#### Records provided:

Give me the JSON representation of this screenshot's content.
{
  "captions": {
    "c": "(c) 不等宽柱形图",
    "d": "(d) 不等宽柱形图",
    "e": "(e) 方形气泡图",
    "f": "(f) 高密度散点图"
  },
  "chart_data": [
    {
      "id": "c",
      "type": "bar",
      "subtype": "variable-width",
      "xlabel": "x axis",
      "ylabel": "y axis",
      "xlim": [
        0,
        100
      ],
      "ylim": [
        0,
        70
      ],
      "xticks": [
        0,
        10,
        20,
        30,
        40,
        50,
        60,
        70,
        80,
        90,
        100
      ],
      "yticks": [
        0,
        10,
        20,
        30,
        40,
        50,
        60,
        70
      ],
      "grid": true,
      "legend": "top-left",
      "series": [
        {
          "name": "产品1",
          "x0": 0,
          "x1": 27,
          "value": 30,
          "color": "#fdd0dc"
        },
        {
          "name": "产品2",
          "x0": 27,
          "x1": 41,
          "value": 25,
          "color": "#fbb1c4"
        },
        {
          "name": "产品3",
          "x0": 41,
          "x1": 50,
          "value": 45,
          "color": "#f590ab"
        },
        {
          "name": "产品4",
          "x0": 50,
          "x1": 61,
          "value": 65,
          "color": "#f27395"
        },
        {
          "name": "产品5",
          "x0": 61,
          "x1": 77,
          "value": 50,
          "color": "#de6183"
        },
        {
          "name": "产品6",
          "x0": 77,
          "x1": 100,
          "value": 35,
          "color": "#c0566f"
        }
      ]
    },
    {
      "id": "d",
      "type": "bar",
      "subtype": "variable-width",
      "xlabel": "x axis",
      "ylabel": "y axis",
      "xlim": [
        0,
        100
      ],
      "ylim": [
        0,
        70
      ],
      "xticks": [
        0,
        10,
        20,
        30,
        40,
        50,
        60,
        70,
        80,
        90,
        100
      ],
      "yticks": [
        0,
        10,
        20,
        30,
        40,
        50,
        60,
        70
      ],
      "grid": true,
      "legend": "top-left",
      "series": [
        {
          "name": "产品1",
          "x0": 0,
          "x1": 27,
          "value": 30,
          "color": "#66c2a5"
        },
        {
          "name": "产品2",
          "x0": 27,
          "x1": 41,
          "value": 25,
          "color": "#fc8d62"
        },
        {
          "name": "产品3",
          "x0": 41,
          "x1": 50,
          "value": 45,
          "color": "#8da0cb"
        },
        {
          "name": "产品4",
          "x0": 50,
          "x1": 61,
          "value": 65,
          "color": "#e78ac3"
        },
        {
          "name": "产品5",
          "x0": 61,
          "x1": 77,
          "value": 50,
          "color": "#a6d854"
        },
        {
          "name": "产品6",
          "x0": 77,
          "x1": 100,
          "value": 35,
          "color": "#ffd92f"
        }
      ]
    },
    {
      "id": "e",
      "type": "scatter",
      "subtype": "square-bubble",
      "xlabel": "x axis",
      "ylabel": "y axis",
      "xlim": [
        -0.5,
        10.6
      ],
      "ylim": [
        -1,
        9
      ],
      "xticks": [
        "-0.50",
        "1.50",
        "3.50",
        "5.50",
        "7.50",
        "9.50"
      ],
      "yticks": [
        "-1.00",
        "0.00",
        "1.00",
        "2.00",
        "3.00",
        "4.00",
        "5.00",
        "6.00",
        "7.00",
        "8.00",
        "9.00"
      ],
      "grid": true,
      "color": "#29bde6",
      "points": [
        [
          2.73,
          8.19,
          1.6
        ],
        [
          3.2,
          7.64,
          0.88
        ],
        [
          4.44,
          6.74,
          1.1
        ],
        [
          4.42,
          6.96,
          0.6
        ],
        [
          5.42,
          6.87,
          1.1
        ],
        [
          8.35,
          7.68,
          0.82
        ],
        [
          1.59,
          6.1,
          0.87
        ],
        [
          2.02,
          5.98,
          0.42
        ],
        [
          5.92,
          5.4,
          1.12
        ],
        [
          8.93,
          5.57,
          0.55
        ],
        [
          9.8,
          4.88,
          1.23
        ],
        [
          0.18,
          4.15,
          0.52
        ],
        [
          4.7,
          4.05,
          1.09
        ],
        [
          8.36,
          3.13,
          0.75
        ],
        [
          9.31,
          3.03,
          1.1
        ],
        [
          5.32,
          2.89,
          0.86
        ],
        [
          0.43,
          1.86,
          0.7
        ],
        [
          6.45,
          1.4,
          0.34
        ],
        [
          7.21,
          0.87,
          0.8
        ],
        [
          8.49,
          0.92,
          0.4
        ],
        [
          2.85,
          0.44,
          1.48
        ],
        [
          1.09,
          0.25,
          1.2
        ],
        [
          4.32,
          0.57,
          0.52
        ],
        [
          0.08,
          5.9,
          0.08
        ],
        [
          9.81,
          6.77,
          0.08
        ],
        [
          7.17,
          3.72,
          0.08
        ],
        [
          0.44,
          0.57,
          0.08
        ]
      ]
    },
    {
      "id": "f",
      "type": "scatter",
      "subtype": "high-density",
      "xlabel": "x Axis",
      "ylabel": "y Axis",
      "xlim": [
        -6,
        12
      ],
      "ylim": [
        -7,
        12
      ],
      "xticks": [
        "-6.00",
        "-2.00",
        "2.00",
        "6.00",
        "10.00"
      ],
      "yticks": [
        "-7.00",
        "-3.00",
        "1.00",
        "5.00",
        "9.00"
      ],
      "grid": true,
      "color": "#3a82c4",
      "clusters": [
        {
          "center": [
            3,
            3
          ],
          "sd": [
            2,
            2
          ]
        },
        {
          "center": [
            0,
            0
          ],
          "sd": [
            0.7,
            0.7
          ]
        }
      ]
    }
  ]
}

#### Problem statement:
Give the material above again, word for word.

#### Solution below:
Give me the JSON representation of this screenshot's content.
{
  "captions": {
    "c": "(c) 不等宽柱形图",
    "d": "(d) 不等宽柱形图",
    "e": "(e) 方形气泡图",
    "f": "(f) 高密度散点图"
  },
  "chart_data": [
    {
      "id": "c",
      "type": "bar",
      "subtype": "variable-width",
      "xlabel": "x axis",
      "ylabel": "y axis",
      "xlim": [
        0,
        100
      ],
      "ylim": [
        0,
        70
      ],
      "xticks": [
        0,
        10,
        20,
        30,
        40,
        50,
        60,
        70,
        80,
        90,
        100
      ],
      "yticks": [
        0,
        10,
        20,
        30,
        40,
        50,
        60,
        70
      ],
      "grid": true,
      "legend": "top-left",
      "series": [
        {
          "name": "产品1",
          "x0": 0,
          "x1": 27,
          "value": 30,
          "color": "#fdd0dc"
        },
        {
          "name": "产品2",
          "x0": 27,
          "x1": 41,
          "value": 25,
          "color": "#fbb1c4"
        },
        {
          "name": "产品3",
          "x0": 41,
          "x1": 50,
          "value": 45,
          "color": "#f590ab"
        },
        {
          "name": "产品4",
          "x0": 50,
          "x1": 61,
          "value": 65,
          "color": "#f27395"
        },
        {
          "name": "产品5",
          "x0": 61,
          "x1": 77,
          "value": 50,
          "color": "#de6183"
        },
        {
          "name": "产品6",
          "x0": 77,
          "x1": 100,
          "value": 35,
          "color": "#c0566f"
        }
      ]
    },
    {
      "id": "d",
      "type": "bar",
      "subtype": "variable-width",
      "xlabel": "x axis",
      "ylabel": "y axis",
      "xlim": [
        0,
        100
      ],
      "ylim": [
        0,
        70
      ],
      "xticks": [
        0,
        10,
        20,
        30,
        40,
        50,
        60,
        70,
        80,
        90,
        100
      ],
      "yticks": [
        0,
        10,
        20,
        30,
        40,
        50,
        60,
        70
      ],
      "grid": true,
      "legend": "top-left",
      "series": [
        {
          "name": "产品1",
          "x0": 0,
          "x1": 27,
          "value": 30,
          "color": "#66c2a5"
        },
        {
          "name": "产品2",
          "x0": 27,
          "x1": 41,
          "value": 25,
          "color": "#fc8d62"
        },
        {
          "name": "产品3",
          "x0": 41,
          "x1": 50,
          "value": 45,
          "color": "#8da0cb"
        },
        {
          "name": "产品4",
          "x0": 50,
          "x1": 61,
          "value": 65,
          "color": "#e78ac3"
        },
        {
          "name": "产品5",
          "x0": 61,
          "x1": 77,
          "value": 50,
          "color": "#a6d854"
        },
        {
          "name": "产品6",
          "x0": 77,
          "x1": 100,
          "value": 35,
          "color": "#ffd92f"
        }
      ]
    },
    {
      "id": "e",
      "type": "scatter",
      "subtype": "square-bubble",
      "xlabel": "x axis",
      "ylabel": "y axis",
      "xlim": [
        -0.5,
        10.6
      ],
      "ylim": [
        -1,
        9
      ],
      "xticks": [
        "-0.50",
        "1.50",
        "3.50",
        "5.50",
        "7.50",
        "9.50"
      ],
      "yticks": [
        "-1.00",
        "0.00",
        "1.00",
        "2.00",
        "3.00",
        "4.00",
        "5.00",
        "6.00",
        "7.00",
        "8.00",
        "9.00"
      ],
      "grid": true,
      "color": "#29bde6",
      "points": [
        [
          2.73,
          8.19,
          1.6
        ],
        [
          3.2,
          7.64,
          0.88
        ],
        [
          4.44,
          6.74,
          1.1
        ],
        [
          4.42,
          6.96,
          0.6
        ],
        [
          5.42,
          6.87,
          1.1
        ],
        [
          8.35,
          7.68,
          0.82
        ],
        [
          1.59,
          6.1,
          0.87
        ],
        [
          2.02,
          5.98,
          0.42
        ],
        [
          5.92,
          5.4,
          1.12
        ],
        [
          8.93,
          5.57,
          0.55
        ],
        [
          9.8,
          4.88,
          1.23
        ],
        [
          0.18,
          4.15,
          0.52
        ],
        [
          4.7,
          4.05,
          1.09
        ],
        [
          8.36,
          3.13,
          0.75
        ],
        [
          9.31,
          3.03,
          1.1
        ],
        [
          5.32,
          2.89,
          0.86
        ],
        [
          0.43,
          1.86,
          0.7
        ],
        [
          6.45,
          1.4,
          0.34
        ],
        [
          7.21,
          0.87,
          0.8
        ],
        [
          8.49,
          0.92,
          0.4
        ],
        [
          2.85,
          0.44,
          1.48
        ],
        [
          1.09,
          0.25,
          1.2
        ],
        [
          4.32,
          0.57,
          0.52
        ],
        [
          0.08,
          5.9,
          0.08
        ],
        [
          9.81,
          6.77,
          0.08
        ],
        [
          7.17,
          3.72,
          0.08
        ],
        [
          0.44,
          0.57,
          0.08
        ]
      ]
    },
    {
      "id": "f",
      "type": "scatter",
      "subtype": "high-density",
      "xlabel": "x Axis",
      "ylabel": "y Axis",
      "xlim": [
        -6,
        12
      ],
      "ylim": [
        -7,
        12
      ],
      "xticks": [
        "-6.00",
        "-2.00",
        "2.00",
        "6.00",
        "10.00"
      ],
      "yticks": [
        "-7.00",
        "-3.00",
        "1.00",
        "5.00",
        "9.00"
      ],
      "grid": true,
      "color": "#3a82c4",
      "clusters": [
        {
          "center": [
            3,
            3
          ],
          "sd": [
            2,
            2
          ]
        },
        {
          "center": [
            0,
            0
          ],
          "sd": [
            0.7,
            0.7
          ]
        }
      ]
    }
  ]
}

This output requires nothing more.